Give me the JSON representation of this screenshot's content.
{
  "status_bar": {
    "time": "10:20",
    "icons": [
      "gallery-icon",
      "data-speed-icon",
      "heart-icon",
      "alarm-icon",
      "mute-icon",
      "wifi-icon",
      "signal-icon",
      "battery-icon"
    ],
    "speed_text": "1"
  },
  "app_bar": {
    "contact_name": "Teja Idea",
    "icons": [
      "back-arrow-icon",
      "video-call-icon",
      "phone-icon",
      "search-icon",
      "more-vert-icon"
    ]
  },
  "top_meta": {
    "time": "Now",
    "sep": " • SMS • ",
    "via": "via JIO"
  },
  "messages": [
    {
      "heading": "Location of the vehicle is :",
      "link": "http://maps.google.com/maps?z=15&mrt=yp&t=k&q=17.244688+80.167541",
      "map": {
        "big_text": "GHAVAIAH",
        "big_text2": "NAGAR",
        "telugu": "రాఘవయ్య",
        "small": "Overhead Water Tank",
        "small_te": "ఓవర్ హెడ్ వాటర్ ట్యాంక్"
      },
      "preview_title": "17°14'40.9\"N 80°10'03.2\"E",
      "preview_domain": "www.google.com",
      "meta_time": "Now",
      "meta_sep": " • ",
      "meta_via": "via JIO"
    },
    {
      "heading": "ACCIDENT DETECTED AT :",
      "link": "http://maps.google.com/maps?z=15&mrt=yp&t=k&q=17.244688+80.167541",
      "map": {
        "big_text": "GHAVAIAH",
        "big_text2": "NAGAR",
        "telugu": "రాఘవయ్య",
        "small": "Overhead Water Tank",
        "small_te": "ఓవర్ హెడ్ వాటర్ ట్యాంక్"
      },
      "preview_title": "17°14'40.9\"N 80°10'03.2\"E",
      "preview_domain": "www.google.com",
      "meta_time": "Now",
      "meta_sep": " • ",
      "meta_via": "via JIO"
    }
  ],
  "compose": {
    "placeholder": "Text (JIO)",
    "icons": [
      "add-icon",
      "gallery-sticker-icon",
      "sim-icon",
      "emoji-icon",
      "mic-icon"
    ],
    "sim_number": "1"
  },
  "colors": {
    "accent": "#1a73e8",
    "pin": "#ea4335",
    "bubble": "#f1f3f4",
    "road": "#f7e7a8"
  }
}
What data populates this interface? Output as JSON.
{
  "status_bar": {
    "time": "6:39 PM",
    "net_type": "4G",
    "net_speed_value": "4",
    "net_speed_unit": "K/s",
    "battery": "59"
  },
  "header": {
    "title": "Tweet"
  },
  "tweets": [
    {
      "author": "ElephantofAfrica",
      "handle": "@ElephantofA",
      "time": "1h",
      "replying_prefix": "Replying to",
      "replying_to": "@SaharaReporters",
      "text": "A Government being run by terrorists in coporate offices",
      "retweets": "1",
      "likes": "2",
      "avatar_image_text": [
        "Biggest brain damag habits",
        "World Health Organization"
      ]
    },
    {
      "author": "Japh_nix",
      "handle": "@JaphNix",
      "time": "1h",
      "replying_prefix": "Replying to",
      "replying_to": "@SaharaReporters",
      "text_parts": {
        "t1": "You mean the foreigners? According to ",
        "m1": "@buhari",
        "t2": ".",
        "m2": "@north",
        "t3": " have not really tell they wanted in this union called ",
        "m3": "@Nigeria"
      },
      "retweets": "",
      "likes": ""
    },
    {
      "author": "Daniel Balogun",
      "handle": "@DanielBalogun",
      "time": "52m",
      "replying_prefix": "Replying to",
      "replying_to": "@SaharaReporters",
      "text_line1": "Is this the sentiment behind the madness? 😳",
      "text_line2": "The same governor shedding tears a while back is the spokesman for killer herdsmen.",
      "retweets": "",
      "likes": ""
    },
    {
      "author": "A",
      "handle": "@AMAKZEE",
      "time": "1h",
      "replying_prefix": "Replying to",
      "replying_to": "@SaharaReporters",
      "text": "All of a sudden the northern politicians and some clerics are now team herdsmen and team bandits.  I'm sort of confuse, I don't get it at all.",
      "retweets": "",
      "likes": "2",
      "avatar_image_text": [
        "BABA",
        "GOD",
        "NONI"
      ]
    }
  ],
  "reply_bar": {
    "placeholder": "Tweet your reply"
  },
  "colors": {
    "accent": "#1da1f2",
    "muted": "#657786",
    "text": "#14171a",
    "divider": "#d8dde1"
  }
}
==
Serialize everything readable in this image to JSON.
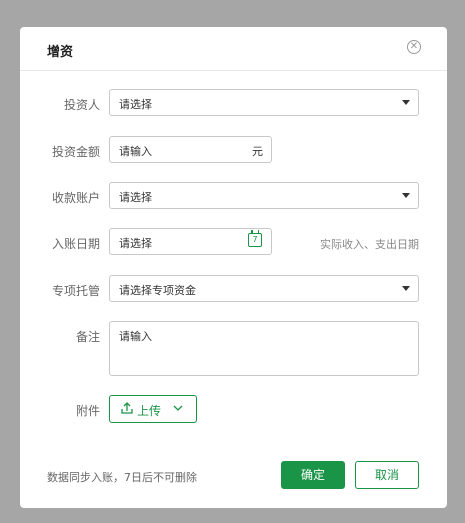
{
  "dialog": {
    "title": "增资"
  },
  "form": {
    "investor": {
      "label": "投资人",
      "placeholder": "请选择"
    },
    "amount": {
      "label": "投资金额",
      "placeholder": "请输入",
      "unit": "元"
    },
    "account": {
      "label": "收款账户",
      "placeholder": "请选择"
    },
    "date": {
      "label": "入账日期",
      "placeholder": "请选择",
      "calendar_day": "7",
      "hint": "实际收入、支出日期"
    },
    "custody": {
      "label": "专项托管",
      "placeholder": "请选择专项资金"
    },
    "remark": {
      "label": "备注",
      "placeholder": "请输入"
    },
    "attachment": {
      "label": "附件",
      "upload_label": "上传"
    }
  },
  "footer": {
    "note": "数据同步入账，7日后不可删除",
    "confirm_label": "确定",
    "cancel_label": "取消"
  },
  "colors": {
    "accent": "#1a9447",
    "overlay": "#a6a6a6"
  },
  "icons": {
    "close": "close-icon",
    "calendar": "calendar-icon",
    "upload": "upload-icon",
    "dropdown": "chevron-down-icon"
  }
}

→ **What you will do**: Return each full line of the entries that contains the word "author".

→ **Output below**:
      "author": "ElephantofAfrica",
      "author": "Japh_nix",
      "author": "Daniel Balogun",
      "author": "A",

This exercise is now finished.